_Set exercise_.
Only a number is wanted here: the number of lines of the data that include "none".
— start —
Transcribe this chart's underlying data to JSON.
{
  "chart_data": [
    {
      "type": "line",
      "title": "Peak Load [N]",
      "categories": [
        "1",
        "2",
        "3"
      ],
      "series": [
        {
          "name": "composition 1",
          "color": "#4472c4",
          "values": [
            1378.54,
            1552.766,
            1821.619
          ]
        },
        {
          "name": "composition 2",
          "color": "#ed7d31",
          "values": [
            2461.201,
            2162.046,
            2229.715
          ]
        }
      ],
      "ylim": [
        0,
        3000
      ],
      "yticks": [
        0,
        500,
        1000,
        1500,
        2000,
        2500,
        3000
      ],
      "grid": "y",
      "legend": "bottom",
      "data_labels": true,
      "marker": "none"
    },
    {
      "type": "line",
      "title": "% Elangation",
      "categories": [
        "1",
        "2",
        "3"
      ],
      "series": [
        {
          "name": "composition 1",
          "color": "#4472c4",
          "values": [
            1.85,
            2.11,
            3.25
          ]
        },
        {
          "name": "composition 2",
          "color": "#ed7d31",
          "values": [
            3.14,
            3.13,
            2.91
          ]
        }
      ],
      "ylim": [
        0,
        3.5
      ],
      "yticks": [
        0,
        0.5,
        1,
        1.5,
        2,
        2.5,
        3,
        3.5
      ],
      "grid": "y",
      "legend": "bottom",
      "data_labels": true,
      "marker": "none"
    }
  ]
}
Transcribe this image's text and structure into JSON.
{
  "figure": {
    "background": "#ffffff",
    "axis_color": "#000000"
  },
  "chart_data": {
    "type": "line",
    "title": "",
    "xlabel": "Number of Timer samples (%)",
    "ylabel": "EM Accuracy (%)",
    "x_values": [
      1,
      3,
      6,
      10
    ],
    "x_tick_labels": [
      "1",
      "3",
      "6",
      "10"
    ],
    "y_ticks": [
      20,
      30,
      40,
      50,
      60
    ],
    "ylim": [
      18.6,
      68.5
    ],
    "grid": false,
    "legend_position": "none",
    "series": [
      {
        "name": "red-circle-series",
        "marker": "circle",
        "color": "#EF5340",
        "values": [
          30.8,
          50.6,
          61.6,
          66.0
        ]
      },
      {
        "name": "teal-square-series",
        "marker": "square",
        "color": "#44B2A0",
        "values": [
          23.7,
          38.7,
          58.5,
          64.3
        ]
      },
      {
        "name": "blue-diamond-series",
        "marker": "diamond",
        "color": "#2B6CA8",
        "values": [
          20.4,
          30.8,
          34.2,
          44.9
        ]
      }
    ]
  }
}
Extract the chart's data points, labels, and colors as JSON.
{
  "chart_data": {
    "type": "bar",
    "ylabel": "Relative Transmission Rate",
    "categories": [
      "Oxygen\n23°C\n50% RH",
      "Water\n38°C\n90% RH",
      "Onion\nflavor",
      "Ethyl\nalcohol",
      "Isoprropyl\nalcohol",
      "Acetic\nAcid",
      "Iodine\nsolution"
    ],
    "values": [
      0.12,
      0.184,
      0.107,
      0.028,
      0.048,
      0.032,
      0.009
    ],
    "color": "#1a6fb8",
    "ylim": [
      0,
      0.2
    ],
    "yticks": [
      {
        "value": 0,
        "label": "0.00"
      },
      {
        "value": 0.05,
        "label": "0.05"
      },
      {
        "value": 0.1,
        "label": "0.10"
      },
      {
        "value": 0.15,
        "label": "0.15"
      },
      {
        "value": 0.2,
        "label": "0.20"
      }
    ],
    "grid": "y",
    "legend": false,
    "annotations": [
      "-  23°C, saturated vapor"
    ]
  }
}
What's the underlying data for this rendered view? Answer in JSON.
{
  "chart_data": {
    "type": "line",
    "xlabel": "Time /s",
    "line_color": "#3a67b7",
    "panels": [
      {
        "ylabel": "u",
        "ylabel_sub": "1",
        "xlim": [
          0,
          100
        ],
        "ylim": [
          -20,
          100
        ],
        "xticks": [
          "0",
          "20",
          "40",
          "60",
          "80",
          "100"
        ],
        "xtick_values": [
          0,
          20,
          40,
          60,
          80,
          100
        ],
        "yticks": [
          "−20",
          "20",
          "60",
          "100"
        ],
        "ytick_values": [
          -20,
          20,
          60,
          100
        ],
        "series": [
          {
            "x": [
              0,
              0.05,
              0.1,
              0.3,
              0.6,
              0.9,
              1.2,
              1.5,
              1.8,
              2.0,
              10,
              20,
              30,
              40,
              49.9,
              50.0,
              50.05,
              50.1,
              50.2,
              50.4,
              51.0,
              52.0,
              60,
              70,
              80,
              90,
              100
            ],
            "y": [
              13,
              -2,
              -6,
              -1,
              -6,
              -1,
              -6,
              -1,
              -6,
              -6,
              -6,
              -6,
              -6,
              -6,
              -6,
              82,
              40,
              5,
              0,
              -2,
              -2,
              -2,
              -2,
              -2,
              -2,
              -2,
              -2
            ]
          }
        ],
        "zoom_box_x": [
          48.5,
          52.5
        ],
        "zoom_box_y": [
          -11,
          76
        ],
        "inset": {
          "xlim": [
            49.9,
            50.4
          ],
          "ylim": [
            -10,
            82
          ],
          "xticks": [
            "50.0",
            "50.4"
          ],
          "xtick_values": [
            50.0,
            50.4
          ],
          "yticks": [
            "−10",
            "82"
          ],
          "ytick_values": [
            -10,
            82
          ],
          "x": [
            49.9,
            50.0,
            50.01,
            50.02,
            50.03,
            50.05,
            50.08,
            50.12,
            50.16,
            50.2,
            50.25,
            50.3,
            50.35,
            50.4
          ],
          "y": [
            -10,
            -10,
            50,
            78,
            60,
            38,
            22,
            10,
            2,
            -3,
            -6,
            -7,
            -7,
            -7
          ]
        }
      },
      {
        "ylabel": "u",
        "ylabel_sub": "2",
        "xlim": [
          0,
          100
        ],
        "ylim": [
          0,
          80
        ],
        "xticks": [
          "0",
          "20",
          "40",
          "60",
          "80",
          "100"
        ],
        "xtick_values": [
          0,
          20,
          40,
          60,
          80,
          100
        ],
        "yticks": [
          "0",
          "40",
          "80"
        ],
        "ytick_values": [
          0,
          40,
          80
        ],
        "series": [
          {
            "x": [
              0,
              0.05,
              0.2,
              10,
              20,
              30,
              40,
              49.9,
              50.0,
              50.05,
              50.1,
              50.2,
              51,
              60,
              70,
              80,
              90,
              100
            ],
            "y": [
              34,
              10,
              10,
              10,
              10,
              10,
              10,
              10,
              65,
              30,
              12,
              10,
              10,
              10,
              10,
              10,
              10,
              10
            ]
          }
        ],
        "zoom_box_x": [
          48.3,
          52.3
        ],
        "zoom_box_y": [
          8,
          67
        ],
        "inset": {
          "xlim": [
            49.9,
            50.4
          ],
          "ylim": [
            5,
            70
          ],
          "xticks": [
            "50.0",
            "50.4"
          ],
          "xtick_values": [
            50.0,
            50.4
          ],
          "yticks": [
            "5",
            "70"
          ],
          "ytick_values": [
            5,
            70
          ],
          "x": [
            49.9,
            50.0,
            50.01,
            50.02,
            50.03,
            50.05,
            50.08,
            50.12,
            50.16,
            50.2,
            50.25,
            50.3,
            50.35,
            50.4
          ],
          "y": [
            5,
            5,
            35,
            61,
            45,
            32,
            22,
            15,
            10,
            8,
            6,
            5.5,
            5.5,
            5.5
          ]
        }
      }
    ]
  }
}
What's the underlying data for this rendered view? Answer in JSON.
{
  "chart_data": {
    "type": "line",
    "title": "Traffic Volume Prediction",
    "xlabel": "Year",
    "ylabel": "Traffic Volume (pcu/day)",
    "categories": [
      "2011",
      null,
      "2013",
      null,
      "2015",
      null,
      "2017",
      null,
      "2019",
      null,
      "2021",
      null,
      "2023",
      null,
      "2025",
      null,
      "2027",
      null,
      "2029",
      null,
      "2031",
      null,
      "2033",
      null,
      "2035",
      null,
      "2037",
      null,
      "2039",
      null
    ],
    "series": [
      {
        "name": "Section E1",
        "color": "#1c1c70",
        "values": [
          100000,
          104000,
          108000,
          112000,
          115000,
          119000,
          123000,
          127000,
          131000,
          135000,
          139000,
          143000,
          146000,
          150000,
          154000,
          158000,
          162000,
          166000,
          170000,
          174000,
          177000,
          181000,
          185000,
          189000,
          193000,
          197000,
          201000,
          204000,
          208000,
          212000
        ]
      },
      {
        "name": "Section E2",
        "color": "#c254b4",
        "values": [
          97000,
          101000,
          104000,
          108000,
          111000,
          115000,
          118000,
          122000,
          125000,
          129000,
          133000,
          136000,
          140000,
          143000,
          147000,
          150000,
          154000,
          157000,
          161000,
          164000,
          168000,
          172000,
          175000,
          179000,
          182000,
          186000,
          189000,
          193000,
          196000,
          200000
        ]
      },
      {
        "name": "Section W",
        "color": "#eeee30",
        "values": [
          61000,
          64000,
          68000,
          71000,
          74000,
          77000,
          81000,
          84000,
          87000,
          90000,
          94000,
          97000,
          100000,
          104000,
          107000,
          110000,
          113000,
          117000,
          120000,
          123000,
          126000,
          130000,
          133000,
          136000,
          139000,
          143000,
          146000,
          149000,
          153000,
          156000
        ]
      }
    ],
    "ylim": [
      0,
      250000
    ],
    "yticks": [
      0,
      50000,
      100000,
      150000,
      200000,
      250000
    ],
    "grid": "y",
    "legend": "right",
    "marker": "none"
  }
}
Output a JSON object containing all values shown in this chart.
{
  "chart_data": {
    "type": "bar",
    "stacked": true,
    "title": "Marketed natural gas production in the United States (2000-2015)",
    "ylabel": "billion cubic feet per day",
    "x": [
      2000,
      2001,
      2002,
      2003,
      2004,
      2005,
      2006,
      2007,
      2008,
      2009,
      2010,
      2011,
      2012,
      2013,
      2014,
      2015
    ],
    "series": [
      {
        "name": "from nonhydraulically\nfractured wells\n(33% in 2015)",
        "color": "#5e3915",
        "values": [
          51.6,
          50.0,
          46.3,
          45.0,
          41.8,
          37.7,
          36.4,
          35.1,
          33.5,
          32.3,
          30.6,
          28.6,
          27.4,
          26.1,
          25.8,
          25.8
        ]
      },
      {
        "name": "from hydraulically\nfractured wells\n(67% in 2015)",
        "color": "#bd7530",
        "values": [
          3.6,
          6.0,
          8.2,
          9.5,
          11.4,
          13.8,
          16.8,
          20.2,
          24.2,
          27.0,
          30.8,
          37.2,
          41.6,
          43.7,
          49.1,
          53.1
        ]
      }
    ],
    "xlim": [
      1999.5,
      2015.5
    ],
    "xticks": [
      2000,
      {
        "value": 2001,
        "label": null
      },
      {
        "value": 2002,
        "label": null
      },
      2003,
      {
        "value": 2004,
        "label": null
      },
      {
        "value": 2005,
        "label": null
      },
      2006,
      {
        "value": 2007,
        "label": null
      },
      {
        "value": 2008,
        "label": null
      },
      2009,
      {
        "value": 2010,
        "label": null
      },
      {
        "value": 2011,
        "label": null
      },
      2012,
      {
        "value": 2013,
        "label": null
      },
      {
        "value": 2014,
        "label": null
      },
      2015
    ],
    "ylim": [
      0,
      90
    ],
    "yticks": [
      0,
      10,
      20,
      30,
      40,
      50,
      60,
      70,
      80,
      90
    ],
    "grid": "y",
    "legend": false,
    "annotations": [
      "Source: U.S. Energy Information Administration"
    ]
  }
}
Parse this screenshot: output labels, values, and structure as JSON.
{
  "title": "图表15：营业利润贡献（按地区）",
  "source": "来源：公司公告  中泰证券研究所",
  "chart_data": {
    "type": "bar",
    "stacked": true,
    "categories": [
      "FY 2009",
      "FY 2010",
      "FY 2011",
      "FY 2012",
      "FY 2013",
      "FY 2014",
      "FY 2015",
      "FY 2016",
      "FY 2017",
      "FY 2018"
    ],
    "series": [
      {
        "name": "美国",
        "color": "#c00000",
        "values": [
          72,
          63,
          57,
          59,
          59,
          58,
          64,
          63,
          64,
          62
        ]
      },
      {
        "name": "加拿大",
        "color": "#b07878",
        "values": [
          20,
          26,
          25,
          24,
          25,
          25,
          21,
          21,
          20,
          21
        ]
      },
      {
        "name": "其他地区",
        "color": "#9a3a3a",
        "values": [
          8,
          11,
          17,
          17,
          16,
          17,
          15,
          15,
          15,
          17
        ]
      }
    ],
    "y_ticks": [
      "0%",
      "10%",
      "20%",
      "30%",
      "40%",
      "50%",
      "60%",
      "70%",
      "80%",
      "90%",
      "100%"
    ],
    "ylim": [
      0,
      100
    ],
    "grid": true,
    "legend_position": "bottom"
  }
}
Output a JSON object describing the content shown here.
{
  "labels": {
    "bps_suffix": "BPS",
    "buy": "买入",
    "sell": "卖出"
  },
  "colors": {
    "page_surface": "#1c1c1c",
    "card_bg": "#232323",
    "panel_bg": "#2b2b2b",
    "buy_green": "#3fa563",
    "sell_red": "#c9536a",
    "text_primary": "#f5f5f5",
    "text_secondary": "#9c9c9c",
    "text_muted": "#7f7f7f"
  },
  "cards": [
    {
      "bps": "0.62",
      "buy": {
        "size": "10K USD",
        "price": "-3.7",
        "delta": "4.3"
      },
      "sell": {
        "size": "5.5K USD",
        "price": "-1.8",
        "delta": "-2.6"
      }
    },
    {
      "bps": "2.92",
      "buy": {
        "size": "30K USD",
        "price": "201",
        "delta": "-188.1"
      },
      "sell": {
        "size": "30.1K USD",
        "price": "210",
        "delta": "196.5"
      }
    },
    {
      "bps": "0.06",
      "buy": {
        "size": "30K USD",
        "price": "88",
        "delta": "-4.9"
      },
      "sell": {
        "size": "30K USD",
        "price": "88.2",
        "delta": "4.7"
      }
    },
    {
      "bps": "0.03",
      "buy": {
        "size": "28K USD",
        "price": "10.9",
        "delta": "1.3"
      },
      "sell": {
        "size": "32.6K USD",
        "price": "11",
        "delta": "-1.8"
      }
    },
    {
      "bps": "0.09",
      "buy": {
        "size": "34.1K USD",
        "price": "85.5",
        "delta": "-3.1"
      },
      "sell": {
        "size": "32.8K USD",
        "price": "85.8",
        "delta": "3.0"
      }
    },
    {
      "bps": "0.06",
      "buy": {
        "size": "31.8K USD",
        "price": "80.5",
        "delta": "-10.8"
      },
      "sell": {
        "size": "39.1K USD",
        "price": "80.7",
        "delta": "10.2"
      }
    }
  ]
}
— end —
_Task result_.
4